Work instructions: Read the records below. Copy each line where the string "Statistics" occurs.

Entries taken from a collection:
[Begin]

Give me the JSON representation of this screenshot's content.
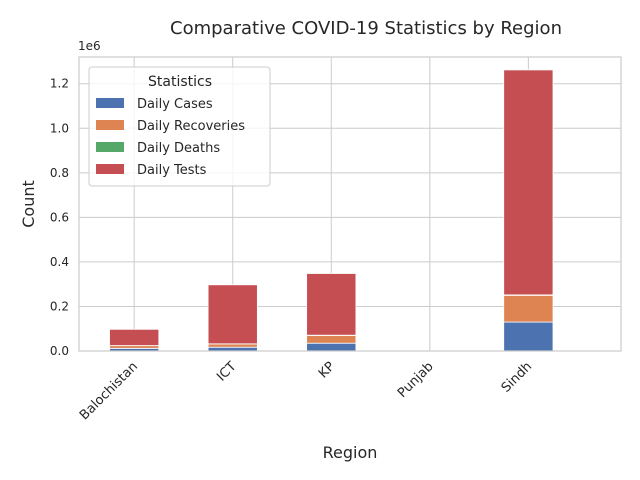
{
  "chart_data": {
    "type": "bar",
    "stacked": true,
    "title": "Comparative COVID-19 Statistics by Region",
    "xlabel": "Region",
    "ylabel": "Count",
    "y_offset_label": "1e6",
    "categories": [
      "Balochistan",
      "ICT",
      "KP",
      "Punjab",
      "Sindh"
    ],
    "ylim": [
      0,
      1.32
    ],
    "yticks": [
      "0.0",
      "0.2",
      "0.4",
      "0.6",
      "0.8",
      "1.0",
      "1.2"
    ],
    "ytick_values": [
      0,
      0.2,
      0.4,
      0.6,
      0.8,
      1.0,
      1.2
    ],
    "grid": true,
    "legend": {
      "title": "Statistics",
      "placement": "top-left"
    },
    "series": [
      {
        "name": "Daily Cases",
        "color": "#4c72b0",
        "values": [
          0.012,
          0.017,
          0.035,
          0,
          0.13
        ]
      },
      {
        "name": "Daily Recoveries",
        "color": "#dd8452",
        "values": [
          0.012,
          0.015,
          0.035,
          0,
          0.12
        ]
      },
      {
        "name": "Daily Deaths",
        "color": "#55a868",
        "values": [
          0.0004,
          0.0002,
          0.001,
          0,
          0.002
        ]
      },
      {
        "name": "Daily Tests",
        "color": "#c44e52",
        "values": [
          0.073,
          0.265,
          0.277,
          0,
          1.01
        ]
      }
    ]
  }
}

[End]
[Begin]

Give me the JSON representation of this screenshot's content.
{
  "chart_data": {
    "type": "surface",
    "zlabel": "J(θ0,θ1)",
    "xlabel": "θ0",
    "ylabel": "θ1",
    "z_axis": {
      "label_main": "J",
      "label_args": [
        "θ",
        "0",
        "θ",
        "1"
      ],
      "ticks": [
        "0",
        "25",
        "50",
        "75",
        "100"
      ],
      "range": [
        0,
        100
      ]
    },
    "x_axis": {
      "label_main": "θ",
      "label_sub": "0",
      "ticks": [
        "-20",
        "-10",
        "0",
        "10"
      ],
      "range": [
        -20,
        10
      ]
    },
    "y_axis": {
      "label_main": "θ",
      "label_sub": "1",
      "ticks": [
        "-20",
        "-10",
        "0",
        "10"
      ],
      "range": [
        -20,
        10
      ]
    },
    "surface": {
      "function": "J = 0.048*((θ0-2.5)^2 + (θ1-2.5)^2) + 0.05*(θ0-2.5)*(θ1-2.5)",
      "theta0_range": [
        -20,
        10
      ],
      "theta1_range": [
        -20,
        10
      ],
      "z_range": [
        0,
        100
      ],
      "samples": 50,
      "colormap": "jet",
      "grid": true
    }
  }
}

[End]

Correct result:
    "title": "Comparative COVID-19 Statistics by Region",
      "title": "Statistics",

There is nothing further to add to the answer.